_Stated goal_.
In the entries that follow, how many lines contain the word "subclavian"? Answer with the number only.

━━━━━ Extracted information

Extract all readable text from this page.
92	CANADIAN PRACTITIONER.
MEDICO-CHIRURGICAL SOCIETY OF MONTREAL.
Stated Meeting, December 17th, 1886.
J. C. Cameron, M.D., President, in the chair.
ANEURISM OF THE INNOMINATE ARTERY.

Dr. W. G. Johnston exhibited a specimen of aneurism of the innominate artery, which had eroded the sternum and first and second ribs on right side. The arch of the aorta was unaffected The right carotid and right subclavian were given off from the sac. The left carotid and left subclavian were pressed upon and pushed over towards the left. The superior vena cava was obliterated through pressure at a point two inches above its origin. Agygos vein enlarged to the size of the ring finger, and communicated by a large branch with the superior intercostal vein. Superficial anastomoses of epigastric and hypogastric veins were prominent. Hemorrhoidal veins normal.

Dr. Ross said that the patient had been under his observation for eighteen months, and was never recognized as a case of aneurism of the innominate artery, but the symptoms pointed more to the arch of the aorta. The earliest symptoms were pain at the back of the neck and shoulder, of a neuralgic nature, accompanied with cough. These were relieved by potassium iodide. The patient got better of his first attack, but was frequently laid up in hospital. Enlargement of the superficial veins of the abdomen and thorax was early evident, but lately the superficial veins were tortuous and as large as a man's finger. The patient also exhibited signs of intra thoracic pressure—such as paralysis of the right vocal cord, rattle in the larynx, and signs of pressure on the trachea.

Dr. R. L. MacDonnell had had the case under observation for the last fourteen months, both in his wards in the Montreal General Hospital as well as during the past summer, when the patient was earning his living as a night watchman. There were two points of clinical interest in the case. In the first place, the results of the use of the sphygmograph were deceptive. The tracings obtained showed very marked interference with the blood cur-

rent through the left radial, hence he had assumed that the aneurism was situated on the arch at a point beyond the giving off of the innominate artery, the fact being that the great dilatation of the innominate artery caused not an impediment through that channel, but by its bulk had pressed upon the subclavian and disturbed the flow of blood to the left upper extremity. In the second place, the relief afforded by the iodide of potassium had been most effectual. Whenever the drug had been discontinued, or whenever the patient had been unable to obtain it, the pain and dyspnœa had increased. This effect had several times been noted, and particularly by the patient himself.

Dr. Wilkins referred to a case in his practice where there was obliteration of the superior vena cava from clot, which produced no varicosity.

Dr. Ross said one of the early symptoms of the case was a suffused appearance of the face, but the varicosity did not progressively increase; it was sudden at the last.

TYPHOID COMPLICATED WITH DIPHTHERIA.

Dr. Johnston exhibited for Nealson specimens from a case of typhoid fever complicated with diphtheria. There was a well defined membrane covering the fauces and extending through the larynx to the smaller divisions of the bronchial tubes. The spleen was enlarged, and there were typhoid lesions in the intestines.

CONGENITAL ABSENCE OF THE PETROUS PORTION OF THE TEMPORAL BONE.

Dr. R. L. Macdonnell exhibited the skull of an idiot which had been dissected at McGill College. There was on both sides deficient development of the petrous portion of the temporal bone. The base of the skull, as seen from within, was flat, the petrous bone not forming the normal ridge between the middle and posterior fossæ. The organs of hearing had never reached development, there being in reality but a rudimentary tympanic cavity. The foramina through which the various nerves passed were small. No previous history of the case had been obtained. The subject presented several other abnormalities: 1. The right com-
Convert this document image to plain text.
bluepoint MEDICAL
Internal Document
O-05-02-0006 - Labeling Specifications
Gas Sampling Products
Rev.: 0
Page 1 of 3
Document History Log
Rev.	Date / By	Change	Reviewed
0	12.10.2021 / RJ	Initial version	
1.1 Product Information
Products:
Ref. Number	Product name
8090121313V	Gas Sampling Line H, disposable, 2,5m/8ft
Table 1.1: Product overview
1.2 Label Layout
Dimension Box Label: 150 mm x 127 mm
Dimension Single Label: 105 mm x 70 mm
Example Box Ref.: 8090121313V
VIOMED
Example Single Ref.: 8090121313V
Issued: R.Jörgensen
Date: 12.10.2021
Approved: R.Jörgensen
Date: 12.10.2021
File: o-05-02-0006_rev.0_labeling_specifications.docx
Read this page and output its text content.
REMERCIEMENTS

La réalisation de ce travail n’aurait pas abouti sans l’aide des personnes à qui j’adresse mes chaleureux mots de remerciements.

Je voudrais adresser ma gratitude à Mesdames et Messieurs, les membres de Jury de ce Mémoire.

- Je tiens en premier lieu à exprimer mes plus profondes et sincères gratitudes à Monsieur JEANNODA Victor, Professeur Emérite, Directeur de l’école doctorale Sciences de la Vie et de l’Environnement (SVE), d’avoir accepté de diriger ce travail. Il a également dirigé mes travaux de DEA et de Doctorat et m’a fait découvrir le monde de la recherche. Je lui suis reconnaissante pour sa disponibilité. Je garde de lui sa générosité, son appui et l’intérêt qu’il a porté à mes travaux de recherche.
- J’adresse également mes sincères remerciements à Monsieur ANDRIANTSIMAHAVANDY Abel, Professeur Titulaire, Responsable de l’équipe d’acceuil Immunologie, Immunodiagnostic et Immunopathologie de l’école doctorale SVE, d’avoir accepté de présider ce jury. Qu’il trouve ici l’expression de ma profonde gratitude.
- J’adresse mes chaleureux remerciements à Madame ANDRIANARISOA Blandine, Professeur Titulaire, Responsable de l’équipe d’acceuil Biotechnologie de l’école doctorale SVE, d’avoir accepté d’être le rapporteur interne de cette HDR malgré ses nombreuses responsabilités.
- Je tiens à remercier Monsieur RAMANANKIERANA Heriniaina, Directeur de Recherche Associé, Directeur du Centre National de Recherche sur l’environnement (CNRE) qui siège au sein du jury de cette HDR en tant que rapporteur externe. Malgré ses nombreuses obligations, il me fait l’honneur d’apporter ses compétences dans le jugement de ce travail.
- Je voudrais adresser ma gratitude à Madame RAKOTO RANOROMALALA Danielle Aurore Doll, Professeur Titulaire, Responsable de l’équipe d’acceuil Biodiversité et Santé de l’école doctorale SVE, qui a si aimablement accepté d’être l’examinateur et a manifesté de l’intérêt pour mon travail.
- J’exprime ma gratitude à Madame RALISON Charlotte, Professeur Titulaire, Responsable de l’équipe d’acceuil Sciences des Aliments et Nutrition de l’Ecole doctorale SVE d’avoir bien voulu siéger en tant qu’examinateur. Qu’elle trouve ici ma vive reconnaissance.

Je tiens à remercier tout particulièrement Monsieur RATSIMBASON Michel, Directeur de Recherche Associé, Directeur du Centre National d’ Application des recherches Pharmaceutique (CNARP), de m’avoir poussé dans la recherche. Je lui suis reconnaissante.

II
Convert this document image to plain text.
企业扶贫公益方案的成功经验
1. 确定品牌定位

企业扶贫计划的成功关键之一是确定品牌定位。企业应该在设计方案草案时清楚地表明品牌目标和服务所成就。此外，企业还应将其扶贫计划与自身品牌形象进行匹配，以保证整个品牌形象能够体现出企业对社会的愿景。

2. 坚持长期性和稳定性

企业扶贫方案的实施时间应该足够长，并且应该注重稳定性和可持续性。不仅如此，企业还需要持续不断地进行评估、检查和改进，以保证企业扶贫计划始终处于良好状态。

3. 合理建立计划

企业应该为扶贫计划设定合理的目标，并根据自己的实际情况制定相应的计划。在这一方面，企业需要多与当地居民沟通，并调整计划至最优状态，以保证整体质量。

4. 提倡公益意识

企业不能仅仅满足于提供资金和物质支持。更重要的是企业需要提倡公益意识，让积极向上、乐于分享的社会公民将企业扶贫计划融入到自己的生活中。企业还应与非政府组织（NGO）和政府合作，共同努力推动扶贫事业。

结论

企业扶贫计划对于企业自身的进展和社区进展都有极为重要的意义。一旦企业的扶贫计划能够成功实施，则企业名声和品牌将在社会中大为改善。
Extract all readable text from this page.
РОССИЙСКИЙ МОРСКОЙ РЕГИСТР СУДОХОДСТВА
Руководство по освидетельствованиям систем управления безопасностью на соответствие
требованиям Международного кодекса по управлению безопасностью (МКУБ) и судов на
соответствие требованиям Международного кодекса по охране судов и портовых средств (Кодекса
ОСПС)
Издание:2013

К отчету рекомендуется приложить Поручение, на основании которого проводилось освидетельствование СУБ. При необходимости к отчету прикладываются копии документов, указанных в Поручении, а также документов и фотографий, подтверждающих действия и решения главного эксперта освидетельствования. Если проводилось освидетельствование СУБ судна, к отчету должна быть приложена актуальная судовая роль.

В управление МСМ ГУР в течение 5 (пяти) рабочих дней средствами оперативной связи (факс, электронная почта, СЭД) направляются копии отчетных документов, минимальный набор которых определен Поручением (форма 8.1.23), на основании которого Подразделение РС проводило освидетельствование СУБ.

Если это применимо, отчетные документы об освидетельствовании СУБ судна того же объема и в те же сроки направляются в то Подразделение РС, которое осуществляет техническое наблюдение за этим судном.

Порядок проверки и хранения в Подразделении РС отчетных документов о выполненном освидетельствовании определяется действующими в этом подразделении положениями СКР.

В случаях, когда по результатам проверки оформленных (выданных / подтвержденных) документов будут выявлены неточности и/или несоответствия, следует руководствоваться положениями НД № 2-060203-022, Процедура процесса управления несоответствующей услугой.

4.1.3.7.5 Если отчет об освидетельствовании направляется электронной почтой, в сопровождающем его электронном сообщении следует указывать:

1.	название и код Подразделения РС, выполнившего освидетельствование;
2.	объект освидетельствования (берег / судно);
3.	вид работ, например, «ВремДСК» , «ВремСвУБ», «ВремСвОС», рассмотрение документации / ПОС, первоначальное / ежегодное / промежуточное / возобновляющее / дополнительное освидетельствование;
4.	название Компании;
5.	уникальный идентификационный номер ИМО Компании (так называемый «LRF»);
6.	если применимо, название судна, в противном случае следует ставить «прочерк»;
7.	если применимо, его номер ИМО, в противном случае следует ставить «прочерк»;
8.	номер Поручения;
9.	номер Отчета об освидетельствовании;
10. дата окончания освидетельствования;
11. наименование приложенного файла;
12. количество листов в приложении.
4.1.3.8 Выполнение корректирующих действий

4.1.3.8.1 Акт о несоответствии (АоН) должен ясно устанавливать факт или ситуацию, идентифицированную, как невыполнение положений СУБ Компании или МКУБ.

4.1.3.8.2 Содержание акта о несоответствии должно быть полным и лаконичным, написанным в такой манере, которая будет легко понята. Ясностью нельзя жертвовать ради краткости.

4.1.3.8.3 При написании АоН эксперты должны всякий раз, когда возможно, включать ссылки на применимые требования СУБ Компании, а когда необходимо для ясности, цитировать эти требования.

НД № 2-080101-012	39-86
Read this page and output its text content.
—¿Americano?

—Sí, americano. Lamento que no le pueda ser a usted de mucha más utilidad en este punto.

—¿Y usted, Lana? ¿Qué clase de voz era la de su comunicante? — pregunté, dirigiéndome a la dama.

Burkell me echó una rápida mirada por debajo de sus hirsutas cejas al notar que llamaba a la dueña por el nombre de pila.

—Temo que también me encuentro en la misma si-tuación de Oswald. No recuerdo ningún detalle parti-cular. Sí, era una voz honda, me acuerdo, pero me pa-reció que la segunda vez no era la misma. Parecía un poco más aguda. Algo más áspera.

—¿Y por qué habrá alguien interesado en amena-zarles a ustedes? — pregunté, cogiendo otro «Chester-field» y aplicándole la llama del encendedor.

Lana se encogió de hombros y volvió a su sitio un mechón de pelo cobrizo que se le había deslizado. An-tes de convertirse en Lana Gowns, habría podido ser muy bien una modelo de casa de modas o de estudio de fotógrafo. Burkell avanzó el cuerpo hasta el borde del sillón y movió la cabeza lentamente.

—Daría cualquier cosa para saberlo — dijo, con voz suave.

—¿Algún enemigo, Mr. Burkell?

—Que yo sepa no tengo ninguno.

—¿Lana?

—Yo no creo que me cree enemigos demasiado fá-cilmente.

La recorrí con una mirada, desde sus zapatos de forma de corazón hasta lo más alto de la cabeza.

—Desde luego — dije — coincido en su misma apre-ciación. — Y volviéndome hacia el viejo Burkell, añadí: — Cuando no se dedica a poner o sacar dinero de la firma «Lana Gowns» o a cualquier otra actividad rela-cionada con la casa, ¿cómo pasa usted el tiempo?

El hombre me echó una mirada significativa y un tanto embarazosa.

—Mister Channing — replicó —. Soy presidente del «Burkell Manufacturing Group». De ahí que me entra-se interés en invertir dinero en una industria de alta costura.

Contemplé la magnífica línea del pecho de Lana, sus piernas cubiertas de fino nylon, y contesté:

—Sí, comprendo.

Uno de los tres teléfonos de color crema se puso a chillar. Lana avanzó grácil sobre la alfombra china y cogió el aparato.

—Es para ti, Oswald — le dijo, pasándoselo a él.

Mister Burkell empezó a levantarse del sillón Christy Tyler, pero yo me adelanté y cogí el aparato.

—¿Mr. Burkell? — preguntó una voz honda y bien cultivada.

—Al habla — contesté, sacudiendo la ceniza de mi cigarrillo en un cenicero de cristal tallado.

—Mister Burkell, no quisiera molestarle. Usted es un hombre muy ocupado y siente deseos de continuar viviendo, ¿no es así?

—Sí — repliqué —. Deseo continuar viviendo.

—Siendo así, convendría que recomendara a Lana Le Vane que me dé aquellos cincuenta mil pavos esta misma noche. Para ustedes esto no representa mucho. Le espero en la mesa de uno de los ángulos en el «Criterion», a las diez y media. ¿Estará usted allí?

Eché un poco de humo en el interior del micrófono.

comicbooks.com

━━━━━━━━━━

_Written answer_.
2